All of the material should be reproduced exactly, with pictures left out.

[Recorded data]
--
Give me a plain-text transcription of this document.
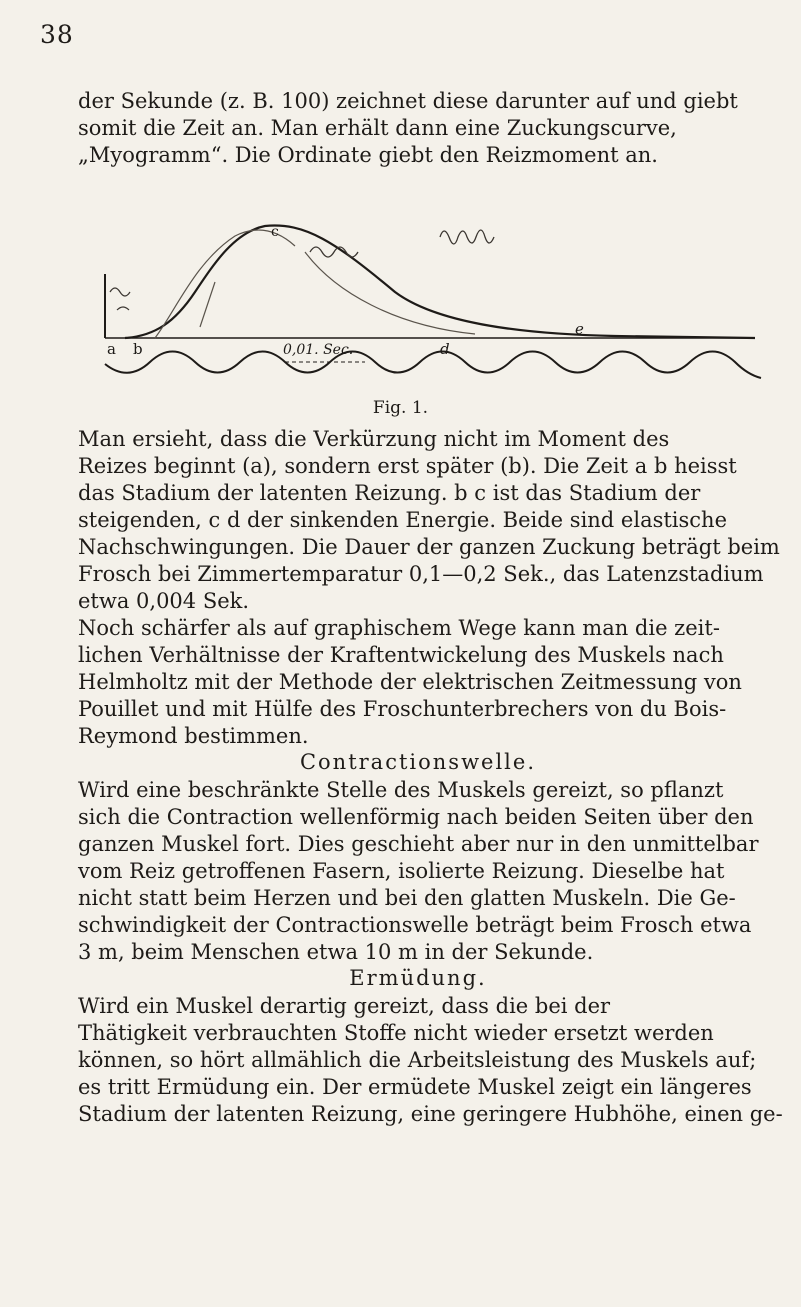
38

der Sekunde (z. B. 100) zeichnet diese darunter auf und giebt
somit die Zeit an. Man erhält dann eine Zuckungscurve,
„Myogramm“. Die Ordinate giebt den Reizmoment an.

a b
c
d
e
0,01. Sec.
Fig. 1.

Man ersieht, dass die Verkürzung nicht im Moment des
Reizes beginnt (a), sondern erst später (b). Die Zeit a b heisst
das Stadium der latenten Reizung. b c ist das Stadium der
steigenden, c d der sinkenden Energie. Beide sind elastische
Nachschwingungen. Die Dauer der ganzen Zuckung beträgt beim
Frosch bei Zimmertemparatur 0,1—0,2 Sek., das Latenzstadium
etwa 0,004 Sek.

Noch schärfer als auf graphischem Wege kann man die zeit-
lichen Verhältnisse der Kraftentwickelung des Muskels nach
Helmholtz mit der Methode der elektrischen Zeitmessung von
Pouillet und mit Hülfe des Froschunterbrechers von du Bois-
Reymond bestimmen.

Contractionswelle.

Wird eine beschränkte Stelle des Muskels gereizt, so pflanzt
sich die Contraction wellenförmig nach beiden Seiten über den
ganzen Muskel fort. Dies geschieht aber nur in den unmittelbar
vom Reiz getroffenen Fasern, isolierte Reizung. Dieselbe hat
nicht statt beim Herzen und bei den glatten Muskeln. Die Ge-
schwindigkeit der Contractionswelle beträgt beim Frosch etwa
3 m, beim Menschen etwa 10 m in der Sekunde.

Ermüdung.

Wird ein Muskel derartig gereizt, dass die bei der
Thätigkeit verbrauchten Stoffe nicht wieder ersetzt werden
können, so hört allmählich die Arbeitsleistung des Muskels auf;
es tritt Ermüdung ein. Der ermüdete Muskel zeigt ein längeres
Stadium der latenten Reizung, eine geringere Hubhöhe, einen ge-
--
• _Written response_
Give me a plain-text transcription of this document.
38

der Sekunde (z. B. 100) zeichnet diese darunter auf und giebt
somit die Zeit an. Man erhält dann eine Zuckungscurve,
„Myogramm“. Die Ordinate giebt den Reizmoment an.

a b
c
d
e
0,01. Sec.
Fig. 1.

Man ersieht, dass die Verkürzung nicht im Moment des
Reizes beginnt (a), sondern erst später (b). Die Zeit a b heisst
das Stadium der latenten Reizung. b c ist das Stadium der
steigenden, c d der sinkenden Energie. Beide sind elastische
Nachschwingungen. Die Dauer der ganzen Zuckung beträgt beim
Frosch bei Zimmertemparatur 0,1—0,2 Sek., das Latenzstadium
etwa 0,004 Sek.

Noch schärfer als auf graphischem Wege kann man die zeit-
lichen Verhältnisse der Kraftentwickelung des Muskels nach
Helmholtz mit der Methode der elektrischen Zeitmessung von
Pouillet und mit Hülfe des Froschunterbrechers von du Bois-
Reymond bestimmen.

Contractionswelle.

Wird eine beschränkte Stelle des Muskels gereizt, so pflanzt
sich die Contraction wellenförmig nach beiden Seiten über den
ganzen Muskel fort. Dies geschieht aber nur in den unmittelbar
vom Reiz getroffenen Fasern, isolierte Reizung. Dieselbe hat
nicht statt beim Herzen und bei den glatten Muskeln. Die Ge-
schwindigkeit der Contractionswelle beträgt beim Frosch etwa
3 m, beim Menschen etwa 10 m in der Sekunde.

Ermüdung.

Wird ein Muskel derartig gereizt, dass die bei der
Thätigkeit verbrauchten Stoffe nicht wieder ersetzt werden
können, so hört allmählich die Arbeitsleistung des Muskels auf;
es tritt Ermüdung ein. Der ermüdete Muskel zeigt ein längeres
Stadium der latenten Reizung, eine geringere Hubhöhe, einen ge-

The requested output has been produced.